Klarinet Archive - Posting 000936.txt from 2000/09
From: Tony@-----.uk (Tony Pay) Subj: Re: [kl] Smiling and feelings (vs. music) Date: Fri, 29 Sep 2000 08:05:35 -0400
On Thu, 28 Sep 2000 18:15:09 -0700 (PDT), Bilwright@-----.net said
> Obviously the more that a person understands how his or her nervous
> system works, the more likely the person is to reach appropriate
> decisions.
I thought that that was the precise opposite of the philosophy in your
book?
I notice that I'm arguing against you rather more strongly than I would
have expected. I think that's because I get the impression that you
have an idea of what musicians do that you want to *explain* to them.
Musicians are a 'given' in the world. We always did what we did, before
anybody even knew that the brain is important than the belly.
We understand how what we do isn't all under our conscious control.
(Hence the idea, in past times, of muses, and gods; and in the present,
of the unconscious.) So we are prepared to be moved and surprised by
our 'feelings' and our thoughts when we play.

## SET TASK A
Duplicate the rows word for word, starting with the first row and going on through the row containing "scatter-point — [274, 311, 284, 321]", with both of those rows included.
The text above and the rows that follow were taken from unrelated sources.

## RECORDS FOR THE EXERCISE
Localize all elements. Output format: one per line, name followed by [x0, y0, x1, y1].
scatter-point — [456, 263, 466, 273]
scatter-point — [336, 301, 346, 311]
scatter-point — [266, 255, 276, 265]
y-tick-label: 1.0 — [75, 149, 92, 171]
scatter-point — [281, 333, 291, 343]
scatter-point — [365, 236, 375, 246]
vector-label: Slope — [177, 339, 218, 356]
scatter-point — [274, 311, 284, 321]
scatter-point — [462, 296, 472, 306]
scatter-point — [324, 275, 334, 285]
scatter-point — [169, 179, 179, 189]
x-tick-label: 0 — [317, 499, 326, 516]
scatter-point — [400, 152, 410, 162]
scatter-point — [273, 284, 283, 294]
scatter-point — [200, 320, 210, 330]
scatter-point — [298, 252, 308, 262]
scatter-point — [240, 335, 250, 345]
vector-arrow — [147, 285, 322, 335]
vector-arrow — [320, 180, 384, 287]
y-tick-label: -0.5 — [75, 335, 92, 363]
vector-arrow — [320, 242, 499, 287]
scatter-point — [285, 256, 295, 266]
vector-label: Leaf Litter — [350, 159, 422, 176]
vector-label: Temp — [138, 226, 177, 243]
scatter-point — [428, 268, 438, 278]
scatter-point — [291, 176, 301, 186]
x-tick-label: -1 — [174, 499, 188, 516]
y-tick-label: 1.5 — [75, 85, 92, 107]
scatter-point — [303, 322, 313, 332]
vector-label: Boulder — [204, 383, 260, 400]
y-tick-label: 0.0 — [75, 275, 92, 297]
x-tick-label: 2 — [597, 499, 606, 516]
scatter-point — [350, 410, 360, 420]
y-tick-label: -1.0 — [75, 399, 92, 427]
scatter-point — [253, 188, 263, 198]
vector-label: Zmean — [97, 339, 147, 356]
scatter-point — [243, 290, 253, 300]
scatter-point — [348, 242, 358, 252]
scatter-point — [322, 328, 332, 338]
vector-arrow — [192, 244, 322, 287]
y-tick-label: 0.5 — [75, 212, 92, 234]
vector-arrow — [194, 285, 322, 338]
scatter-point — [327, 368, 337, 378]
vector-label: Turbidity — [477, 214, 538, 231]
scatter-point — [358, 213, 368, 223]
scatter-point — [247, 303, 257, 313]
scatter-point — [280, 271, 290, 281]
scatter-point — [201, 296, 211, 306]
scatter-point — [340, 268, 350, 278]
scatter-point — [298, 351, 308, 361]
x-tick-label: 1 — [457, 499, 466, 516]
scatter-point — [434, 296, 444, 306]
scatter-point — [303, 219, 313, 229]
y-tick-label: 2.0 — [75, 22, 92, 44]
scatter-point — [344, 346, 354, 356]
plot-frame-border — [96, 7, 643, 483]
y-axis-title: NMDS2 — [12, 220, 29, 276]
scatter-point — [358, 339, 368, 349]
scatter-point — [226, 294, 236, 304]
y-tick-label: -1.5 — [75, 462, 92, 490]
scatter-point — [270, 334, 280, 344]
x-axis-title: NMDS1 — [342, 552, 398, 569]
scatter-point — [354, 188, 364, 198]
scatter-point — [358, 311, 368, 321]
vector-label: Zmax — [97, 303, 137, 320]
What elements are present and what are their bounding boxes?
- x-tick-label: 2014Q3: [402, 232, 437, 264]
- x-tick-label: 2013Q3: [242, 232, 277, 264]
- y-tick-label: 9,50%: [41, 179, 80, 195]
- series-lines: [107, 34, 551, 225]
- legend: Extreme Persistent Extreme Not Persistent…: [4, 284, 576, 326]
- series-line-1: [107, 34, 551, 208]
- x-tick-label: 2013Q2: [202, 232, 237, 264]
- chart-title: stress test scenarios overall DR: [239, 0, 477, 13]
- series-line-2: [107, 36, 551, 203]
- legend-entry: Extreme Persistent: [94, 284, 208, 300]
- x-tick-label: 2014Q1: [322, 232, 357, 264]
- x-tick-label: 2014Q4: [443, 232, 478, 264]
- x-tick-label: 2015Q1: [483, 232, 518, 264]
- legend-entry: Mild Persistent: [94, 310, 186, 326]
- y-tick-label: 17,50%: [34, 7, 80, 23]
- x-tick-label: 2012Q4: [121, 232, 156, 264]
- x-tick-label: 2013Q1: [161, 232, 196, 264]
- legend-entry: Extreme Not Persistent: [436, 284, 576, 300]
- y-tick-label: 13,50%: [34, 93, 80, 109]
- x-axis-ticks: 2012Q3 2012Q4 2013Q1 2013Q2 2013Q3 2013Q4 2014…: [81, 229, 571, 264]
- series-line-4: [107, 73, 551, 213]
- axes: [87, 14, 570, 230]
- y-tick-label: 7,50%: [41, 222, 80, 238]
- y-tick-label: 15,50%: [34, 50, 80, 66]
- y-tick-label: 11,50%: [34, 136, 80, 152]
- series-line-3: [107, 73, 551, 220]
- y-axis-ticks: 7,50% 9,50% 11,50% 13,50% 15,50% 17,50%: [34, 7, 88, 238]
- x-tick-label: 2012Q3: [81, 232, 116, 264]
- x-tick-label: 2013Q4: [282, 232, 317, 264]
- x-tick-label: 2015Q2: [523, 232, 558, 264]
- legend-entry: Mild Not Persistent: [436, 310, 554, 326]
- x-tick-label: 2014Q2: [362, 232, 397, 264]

## SET TASK B
Write the next part of the mailing-list post about musicians and their feelings, picking up after its last sentence.

## EXERCISE RESPONSE A
Localize all elements. Output format: one per line, name followed by [x0, y0, x1, y1].
scatter-point — [456, 263, 466, 273]
scatter-point — [336, 301, 346, 311]
scatter-point — [266, 255, 276, 265]
y-tick-label: 1.0 — [75, 149, 92, 171]
scatter-point — [281, 333, 291, 343]
scatter-point — [365, 236, 375, 246]
vector-label: Slope — [177, 339, 218, 356]
scatter-point — [274, 311, 284, 321]

## EXERCISE RESPONSE B
We are also engaged in representing the patterns of the music, with all
their connections in the 'relationship' domain. Things like
'acceptance' and 'rejection', 'tension' and 'resolution', which are the
common vocabulary of expressed emotion, all figure in how we
'understand' the music.
You have to have an experience of what it's like to play this game
before you can try to make sense of it -- and then, you perhaps won't
want to, in some ways. (BTW, I expect your instructor, in having you
*choose* your mouthpiece, is trying to get you in touch with your
'feeling' for what is right, not in the world of doing, but in the world
of listening.)
Art, as practised, was always the best argument against Descartes, for
its practitioners at least.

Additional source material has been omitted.